----- LISTED RECORDS

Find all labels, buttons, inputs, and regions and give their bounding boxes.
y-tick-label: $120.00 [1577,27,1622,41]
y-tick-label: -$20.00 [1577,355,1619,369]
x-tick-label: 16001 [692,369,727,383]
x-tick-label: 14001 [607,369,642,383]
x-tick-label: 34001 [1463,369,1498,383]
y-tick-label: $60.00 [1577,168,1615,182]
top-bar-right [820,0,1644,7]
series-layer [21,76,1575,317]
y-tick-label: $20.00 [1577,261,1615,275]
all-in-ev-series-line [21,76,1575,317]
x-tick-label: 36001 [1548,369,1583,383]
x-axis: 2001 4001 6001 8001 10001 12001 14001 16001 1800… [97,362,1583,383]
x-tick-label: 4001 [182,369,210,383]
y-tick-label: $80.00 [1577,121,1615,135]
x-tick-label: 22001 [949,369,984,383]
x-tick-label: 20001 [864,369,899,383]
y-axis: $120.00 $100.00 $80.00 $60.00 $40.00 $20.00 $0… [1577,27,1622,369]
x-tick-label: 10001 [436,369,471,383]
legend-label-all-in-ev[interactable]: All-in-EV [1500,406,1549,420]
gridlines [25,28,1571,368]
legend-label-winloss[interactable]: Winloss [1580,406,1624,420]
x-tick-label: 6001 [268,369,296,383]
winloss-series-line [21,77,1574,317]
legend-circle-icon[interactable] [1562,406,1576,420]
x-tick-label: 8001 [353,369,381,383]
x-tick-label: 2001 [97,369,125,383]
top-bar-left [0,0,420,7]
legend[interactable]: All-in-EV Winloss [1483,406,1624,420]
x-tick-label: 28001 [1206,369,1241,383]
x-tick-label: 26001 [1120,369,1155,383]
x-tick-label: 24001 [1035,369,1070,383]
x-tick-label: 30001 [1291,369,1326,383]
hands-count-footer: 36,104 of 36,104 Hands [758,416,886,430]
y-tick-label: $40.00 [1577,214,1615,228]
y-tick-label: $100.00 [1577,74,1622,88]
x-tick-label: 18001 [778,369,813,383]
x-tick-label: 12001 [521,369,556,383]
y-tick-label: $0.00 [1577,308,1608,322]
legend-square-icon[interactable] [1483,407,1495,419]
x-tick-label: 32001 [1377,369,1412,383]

----------

• _TASK REQUIREMENTS_
Copy out every line of the records above word for word, without changing anything.

• _REPLY TO THE TASK_
Find all labels, buttons, inputs, and regions and give their bounding boxes.
y-tick-label: $120.00 [1577,27,1622,41]
y-tick-label: -$20.00 [1577,355,1619,369]
x-tick-label: 16001 [692,369,727,383]
x-tick-label: 14001 [607,369,642,383]
x-tick-label: 34001 [1463,369,1498,383]
y-tick-label: $60.00 [1577,168,1615,182]
top-bar-right [820,0,1644,7]
series-layer [21,76,1575,317]
y-tick-label: $20.00 [1577,261,1615,275]
all-in-ev-series-line [21,76,1575,317]
x-tick-label: 36001 [1548,369,1583,383]
x-axis: 2001 4001 6001 8001 10001 12001 14001 16001 1800… [97,362,1583,383]
x-tick-label: 4001 [182,369,210,383]
y-tick-label: $80.00 [1577,121,1615,135]
x-tick-label: 22001 [949,369,984,383]
x-tick-label: 20001 [864,369,899,383]
y-axis: $120.00 $100.00 $80.00 $60.00 $40.00 $20.00 $0… [1577,27,1622,369]
x-tick-label: 10001 [436,369,471,383]
legend-label-all-in-ev[interactable]: All-in-EV [1500,406,1549,420]
gridlines [25,28,1571,368]
legend-label-winloss[interactable]: Winloss [1580,406,1624,420]
x-tick-label: 6001 [268,369,296,383]
winloss-series-line [21,77,1574,317]
legend-circle-icon[interactable] [1562,406,1576,420]
x-tick-label: 8001 [353,369,381,383]
x-tick-label: 2001 [97,369,125,383]
top-bar-left [0,0,420,7]
legend[interactable]: All-in-EV Winloss [1483,406,1624,420]
x-tick-label: 28001 [1206,369,1241,383]
x-tick-label: 26001 [1120,369,1155,383]
x-tick-label: 24001 [1035,369,1070,383]
x-tick-label: 30001 [1291,369,1326,383]
hands-count-footer: 36,104 of 36,104 Hands [758,416,886,430]
y-tick-label: $40.00 [1577,214,1615,228]
y-tick-label: $100.00 [1577,74,1622,88]
x-tick-label: 18001 [778,369,813,383]
x-tick-label: 12001 [521,369,556,383]
y-tick-label: $0.00 [1577,308,1608,322]
legend-square-icon[interactable] [1483,407,1495,419]
x-tick-label: 32001 [1377,369,1412,383]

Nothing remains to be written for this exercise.